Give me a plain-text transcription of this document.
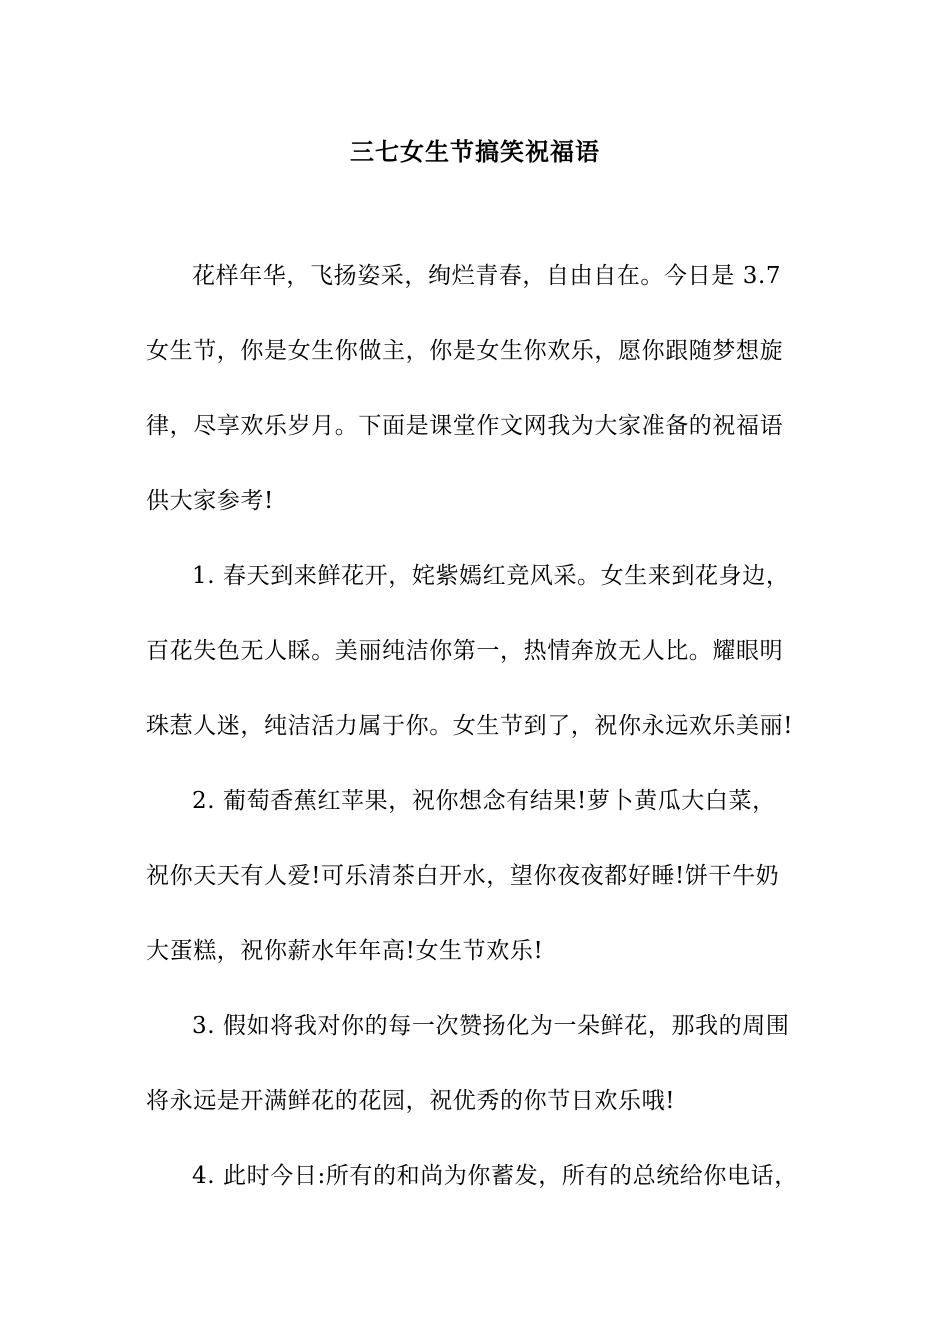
三七女生节搞笑祝福语
花样年华，飞扬姿采，绚烂青春，自由自在。今日是 3.7
女生节，你是女生你做主，你是女生你欢乐，愿你跟随梦想旋
律，尽享欢乐岁月。下面是课堂作文网我为大家准备的祝福语
供大家参考!
1. 春天到来鲜花开，姹紫嫣红竞风采。女生来到花身边，
百花失色无人睬。美丽纯洁你第一，热情奔放无人比。耀眼明
珠惹人迷，纯洁活力属于你。女生节到了，祝你永远欢乐美丽!
2. 葡萄香蕉红苹果，祝你想念有结果!萝卜黄瓜大白菜，
祝你天天有人爱!可乐清茶白开水，望你夜夜都好睡!饼干牛奶
大蛋糕，祝你薪水年年高!女生节欢乐!
3. 假如将我对你的每一次赞扬化为一朵鲜花，那我的周围
将永远是开满鲜花的花园，祝优秀的你节日欢乐哦!
4. 此时今日:所有的和尚为你蓄发，所有的总统给你电话，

========

▶ **Short problem**
Pictures in the data above should not be copied; transcribe everything else exactly.

▶ **Solution to the problem**
Give me a plain-text transcription of this document.
三七女生节搞笑祝福语
花样年华，飞扬姿采，绚烂青春，自由自在。今日是 3.7
女生节，你是女生你做主，你是女生你欢乐，愿你跟随梦想旋
律，尽享欢乐岁月。下面是课堂作文网我为大家准备的祝福语
供大家参考!
1. 春天到来鲜花开，姹紫嫣红竞风采。女生来到花身边，
百花失色无人睬。美丽纯洁你第一，热情奔放无人比。耀眼明
珠惹人迷，纯洁活力属于你。女生节到了，祝你永远欢乐美丽!
2. 葡萄香蕉红苹果，祝你想念有结果!萝卜黄瓜大白菜，
祝你天天有人爱!可乐清茶白开水，望你夜夜都好睡!饼干牛奶
大蛋糕，祝你薪水年年高!女生节欢乐!
3. 假如将我对你的每一次赞扬化为一朵鲜花，那我的周围
将永远是开满鲜花的花园，祝优秀的你节日欢乐哦!
4. 此时今日:所有的和尚为你蓄发，所有的总统给你电话，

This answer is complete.